## [Document text]
Poster Presentation ESA-SRB-ANZBMS 2024 in conjunction with ENSA

A cholesterol granuloma presenting as a cystic pituitary lesion (#630)

Felicity Stringer 1 , Rana Dhillon 2 , Kate Flentje 1 3
  1. Barwon Health, Geelong, VICTORIA, Australia
  2. St Vincent's Private Hospital, Melbourne, Victoria, Australia
  3. Geelong Endocrinology & Diabetes, Geelong, Victoria, Australia

Case

A 29-year-old female was referred to endocrinology for management of type-1 diabetes, and secondary amenorrhoea was noted. Her past medical history included type-1 diabetes, hypercholesterolaemia, and depression.

She had a history of chronic headaches, with no acute deterioration. Visual assessment revealed right sided temporal visual field deficit. Investigations showed suppressed gonadotrophins and growth hormone, with the remainder of the pituitary panel being unremarkable (table 1).

## [Supplied data]
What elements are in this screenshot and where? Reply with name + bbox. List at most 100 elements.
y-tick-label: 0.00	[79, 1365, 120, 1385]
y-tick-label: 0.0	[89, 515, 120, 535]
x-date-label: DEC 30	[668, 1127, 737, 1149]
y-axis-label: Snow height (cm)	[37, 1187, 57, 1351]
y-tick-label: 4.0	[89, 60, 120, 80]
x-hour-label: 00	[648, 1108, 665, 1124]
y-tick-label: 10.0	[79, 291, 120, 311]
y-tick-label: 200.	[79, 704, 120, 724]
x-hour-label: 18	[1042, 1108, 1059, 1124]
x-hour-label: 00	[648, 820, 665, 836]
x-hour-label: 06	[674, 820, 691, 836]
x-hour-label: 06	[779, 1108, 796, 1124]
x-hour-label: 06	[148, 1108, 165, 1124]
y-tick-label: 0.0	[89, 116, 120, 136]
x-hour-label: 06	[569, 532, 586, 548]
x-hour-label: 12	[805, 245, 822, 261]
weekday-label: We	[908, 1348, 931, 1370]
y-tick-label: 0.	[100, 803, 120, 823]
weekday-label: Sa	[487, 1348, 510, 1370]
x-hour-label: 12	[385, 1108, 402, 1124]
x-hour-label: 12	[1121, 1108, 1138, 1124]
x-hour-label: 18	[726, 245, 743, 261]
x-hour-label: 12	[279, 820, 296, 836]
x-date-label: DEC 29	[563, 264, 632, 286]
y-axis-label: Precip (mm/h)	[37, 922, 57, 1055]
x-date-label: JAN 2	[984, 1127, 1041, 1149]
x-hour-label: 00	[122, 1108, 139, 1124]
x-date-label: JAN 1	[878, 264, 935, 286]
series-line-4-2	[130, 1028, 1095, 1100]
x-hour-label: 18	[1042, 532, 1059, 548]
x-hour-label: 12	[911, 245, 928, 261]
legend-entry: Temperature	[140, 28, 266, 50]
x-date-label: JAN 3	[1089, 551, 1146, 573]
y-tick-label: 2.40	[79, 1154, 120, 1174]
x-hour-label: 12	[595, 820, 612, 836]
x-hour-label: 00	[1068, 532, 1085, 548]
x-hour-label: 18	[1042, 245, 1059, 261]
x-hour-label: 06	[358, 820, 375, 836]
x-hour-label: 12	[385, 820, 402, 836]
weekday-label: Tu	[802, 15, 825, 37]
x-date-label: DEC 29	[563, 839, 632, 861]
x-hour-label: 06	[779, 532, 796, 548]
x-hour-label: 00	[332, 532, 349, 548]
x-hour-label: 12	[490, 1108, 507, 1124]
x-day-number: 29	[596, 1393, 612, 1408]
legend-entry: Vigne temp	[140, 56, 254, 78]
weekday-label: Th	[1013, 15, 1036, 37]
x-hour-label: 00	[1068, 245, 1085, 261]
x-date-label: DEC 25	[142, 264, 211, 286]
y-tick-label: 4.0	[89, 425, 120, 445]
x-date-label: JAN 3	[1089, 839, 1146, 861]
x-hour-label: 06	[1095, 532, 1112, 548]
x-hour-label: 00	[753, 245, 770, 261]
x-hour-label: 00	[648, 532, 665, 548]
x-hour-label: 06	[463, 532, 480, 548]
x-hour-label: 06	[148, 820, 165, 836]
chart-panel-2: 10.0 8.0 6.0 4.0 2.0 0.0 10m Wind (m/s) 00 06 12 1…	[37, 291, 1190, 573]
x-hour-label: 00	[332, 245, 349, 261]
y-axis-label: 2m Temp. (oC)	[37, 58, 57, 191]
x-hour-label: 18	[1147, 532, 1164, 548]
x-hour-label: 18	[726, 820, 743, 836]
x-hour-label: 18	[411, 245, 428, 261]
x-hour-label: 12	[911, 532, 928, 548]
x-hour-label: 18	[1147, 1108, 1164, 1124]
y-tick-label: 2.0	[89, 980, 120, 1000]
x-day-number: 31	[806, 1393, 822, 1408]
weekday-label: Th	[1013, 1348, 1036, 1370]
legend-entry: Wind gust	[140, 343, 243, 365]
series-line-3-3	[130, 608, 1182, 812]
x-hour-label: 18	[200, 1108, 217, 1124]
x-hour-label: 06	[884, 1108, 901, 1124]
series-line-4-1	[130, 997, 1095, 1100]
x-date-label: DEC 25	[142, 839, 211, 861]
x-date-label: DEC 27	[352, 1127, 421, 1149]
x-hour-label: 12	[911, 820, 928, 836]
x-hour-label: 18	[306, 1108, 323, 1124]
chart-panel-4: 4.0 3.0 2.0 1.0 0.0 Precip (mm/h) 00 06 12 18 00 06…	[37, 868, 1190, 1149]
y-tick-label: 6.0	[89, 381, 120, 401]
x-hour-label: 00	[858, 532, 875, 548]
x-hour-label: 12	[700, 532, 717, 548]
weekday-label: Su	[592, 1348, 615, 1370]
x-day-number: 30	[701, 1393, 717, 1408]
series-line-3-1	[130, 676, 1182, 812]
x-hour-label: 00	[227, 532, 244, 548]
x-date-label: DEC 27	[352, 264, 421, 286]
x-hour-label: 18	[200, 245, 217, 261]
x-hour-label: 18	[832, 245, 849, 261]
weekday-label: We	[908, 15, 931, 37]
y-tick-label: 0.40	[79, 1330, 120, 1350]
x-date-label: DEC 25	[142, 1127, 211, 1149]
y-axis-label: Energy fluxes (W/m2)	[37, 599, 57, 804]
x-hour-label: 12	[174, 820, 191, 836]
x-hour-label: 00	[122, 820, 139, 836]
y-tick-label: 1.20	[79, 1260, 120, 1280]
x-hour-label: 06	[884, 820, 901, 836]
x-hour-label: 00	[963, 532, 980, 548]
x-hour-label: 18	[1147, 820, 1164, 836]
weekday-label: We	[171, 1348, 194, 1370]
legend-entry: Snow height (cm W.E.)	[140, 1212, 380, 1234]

## [What to do]
Return the passage of the pituitary case abstract from "A 29-year-old female" up to and including "unremarkable (table 1).", copied word for word. Rely only on the text itself.

## [Solution to this problem]
A 29-year-old female was referred to endocrinology for management of type-1 diabetes, and secondary amenorrhoea was noted. Her past medical history included type-1 diabetes, hypercholesterolaemia, and depression.

She had a history of chronic headaches, with no acute deterioration. Visual assessment revealed right sided temporal visual field deficit. Investigations showed suppressed gonadotrophins and growth hormone, with the remainder of the pituitary panel being unremarkable (table 1).